(begin)
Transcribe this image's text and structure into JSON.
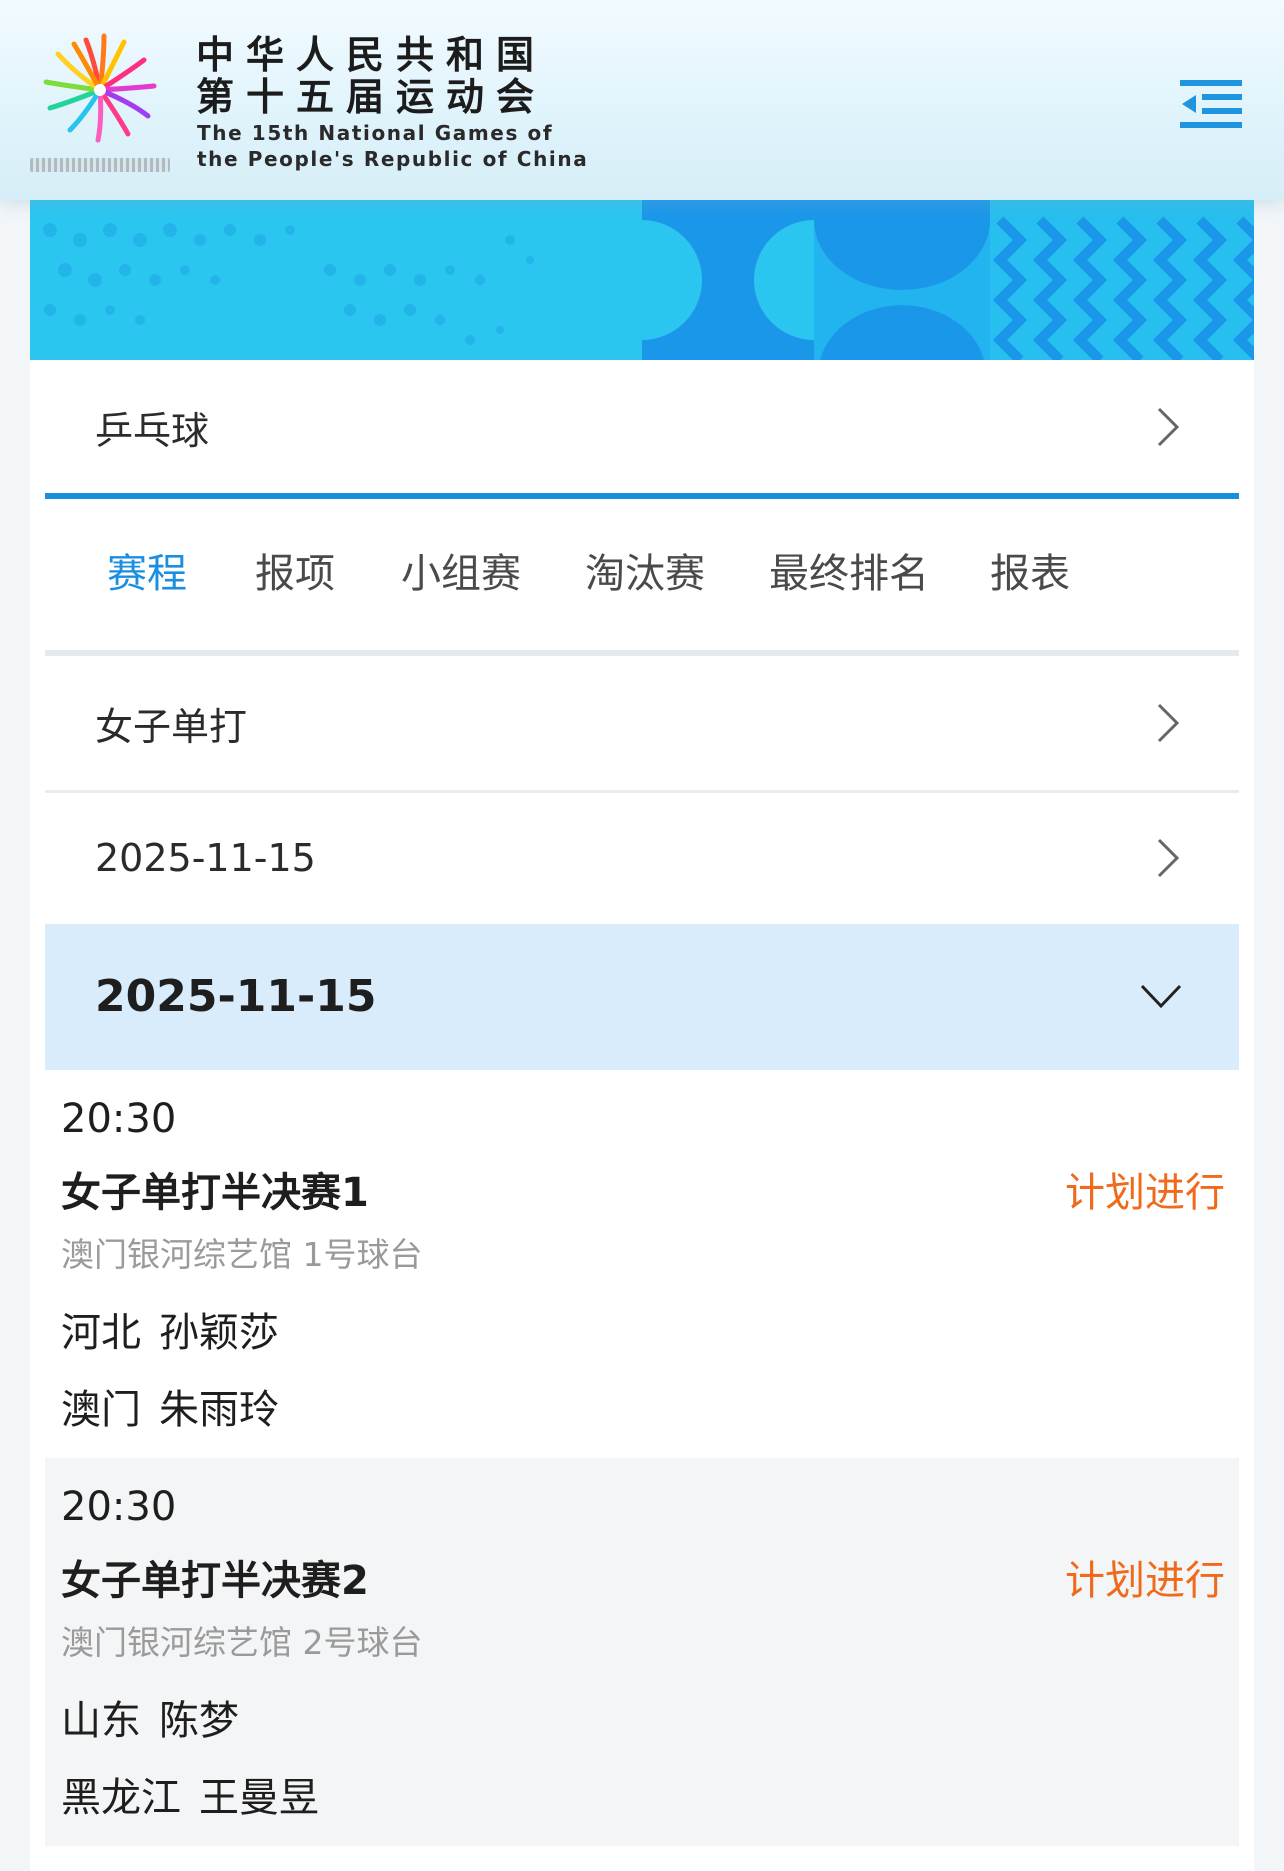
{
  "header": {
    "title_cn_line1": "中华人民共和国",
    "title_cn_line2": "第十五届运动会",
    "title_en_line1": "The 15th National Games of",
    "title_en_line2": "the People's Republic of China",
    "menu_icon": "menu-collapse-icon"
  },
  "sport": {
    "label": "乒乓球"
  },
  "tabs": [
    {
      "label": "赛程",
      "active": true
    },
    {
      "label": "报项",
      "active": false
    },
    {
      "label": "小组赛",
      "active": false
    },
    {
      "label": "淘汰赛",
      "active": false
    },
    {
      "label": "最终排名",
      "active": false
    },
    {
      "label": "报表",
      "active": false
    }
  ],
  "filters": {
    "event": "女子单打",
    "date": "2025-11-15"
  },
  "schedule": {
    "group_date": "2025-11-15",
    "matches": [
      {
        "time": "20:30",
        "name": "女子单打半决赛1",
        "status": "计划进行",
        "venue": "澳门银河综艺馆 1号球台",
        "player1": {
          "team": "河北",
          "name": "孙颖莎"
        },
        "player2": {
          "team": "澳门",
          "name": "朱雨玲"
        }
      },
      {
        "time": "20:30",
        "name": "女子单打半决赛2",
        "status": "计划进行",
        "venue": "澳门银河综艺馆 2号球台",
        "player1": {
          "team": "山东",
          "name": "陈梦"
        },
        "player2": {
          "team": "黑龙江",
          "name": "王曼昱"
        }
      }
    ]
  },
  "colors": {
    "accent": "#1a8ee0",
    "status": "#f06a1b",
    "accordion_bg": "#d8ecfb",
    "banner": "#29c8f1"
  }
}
(end)
(begin)
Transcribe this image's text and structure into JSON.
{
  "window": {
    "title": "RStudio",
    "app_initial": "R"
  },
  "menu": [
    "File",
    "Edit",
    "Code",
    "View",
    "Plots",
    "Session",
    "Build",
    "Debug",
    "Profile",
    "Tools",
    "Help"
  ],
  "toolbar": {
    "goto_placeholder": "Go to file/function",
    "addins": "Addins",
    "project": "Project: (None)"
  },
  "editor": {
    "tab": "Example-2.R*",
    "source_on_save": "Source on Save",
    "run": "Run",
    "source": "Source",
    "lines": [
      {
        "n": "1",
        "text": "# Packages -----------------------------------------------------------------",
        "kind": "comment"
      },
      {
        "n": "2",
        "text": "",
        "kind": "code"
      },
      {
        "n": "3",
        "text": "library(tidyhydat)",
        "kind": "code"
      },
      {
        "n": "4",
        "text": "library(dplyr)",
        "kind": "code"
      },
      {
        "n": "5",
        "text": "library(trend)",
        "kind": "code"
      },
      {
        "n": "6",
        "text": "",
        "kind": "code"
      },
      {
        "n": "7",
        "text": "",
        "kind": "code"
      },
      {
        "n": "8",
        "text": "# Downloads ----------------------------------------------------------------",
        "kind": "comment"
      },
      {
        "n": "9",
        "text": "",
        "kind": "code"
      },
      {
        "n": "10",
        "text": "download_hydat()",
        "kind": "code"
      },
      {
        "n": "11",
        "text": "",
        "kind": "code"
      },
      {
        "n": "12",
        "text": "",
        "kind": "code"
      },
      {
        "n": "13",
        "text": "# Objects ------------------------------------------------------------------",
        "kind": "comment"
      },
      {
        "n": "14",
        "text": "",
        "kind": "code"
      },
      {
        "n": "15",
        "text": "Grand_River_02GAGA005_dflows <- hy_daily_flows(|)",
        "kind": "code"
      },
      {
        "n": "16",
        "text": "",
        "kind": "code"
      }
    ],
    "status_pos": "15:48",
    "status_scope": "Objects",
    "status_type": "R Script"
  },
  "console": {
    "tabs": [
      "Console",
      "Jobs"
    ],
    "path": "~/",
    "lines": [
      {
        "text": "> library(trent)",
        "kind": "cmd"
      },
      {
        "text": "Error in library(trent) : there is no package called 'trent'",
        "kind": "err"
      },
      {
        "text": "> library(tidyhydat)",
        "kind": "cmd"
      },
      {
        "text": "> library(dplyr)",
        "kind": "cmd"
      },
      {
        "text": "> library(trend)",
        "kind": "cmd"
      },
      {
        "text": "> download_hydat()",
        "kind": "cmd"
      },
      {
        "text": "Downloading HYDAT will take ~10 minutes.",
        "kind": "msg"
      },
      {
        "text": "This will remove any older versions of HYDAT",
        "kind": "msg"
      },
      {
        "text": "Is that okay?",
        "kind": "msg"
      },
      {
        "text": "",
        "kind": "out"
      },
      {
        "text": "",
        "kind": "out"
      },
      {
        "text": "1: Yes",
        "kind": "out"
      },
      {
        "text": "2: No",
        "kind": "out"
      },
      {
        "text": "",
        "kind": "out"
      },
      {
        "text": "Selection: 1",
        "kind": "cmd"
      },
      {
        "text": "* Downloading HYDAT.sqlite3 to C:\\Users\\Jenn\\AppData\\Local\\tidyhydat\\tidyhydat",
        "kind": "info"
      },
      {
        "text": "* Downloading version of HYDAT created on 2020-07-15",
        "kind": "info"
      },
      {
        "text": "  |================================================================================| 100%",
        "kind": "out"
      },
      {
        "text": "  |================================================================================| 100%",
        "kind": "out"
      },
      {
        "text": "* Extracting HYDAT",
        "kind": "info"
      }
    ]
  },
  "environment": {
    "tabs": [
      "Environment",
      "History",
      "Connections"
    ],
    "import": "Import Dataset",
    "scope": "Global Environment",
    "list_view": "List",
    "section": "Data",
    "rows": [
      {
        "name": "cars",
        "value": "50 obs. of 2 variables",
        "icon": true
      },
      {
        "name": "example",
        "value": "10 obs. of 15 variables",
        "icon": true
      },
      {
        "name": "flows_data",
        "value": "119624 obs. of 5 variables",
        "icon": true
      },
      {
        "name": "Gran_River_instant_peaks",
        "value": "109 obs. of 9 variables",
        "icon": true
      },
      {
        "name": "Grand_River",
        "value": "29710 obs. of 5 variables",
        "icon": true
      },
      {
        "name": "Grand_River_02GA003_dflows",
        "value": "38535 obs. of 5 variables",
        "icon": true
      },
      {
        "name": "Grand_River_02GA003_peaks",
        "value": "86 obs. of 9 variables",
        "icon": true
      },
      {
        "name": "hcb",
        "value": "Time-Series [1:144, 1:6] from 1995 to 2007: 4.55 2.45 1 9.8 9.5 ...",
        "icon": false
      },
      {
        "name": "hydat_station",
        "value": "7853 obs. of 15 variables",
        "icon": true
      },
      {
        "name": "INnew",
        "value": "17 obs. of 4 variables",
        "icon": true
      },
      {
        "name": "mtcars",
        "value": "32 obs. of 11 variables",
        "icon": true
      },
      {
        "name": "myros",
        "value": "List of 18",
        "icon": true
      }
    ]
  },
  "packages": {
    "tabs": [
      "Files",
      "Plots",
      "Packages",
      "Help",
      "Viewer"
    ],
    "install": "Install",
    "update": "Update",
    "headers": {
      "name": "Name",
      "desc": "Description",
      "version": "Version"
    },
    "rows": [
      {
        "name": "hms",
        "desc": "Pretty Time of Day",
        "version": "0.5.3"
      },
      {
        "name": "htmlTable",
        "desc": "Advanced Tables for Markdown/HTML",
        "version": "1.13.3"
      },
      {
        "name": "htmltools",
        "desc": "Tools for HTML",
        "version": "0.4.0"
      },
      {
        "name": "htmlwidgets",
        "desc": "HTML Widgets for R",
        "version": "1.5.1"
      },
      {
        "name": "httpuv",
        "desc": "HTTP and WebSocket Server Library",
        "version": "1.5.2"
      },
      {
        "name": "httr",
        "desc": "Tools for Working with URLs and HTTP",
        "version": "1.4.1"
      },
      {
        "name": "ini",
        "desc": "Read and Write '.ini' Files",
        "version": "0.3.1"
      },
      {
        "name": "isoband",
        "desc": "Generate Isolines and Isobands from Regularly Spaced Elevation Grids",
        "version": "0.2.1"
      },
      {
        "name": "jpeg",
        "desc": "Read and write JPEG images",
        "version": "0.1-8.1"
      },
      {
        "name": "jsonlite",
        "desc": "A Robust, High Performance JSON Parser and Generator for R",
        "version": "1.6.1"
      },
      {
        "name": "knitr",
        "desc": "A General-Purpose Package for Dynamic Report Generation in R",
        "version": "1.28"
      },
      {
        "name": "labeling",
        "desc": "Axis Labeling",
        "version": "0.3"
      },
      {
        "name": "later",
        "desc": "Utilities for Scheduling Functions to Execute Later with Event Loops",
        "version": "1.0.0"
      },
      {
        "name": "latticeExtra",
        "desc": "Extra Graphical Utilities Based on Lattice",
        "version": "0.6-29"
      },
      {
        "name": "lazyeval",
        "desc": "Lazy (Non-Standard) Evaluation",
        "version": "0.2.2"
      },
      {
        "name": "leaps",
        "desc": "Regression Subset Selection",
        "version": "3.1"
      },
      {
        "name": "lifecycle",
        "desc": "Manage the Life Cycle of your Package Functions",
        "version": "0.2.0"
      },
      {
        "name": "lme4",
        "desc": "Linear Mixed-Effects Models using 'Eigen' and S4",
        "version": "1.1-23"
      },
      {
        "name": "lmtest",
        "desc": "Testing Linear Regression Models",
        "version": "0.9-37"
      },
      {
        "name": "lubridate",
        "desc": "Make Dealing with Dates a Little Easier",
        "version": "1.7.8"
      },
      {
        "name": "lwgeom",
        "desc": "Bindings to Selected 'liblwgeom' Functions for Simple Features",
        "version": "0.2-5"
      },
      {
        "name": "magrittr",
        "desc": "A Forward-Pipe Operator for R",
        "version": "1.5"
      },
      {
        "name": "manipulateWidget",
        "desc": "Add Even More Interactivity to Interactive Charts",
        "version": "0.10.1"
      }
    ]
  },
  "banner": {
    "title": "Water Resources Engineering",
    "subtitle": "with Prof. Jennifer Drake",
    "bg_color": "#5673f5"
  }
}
(end)
= WHAT YOU ARE ASKED TO DO =
Tally every line of the data that holds the word "tidyhydat" and write the count alone.

= EXERCISE SOLUTION =
3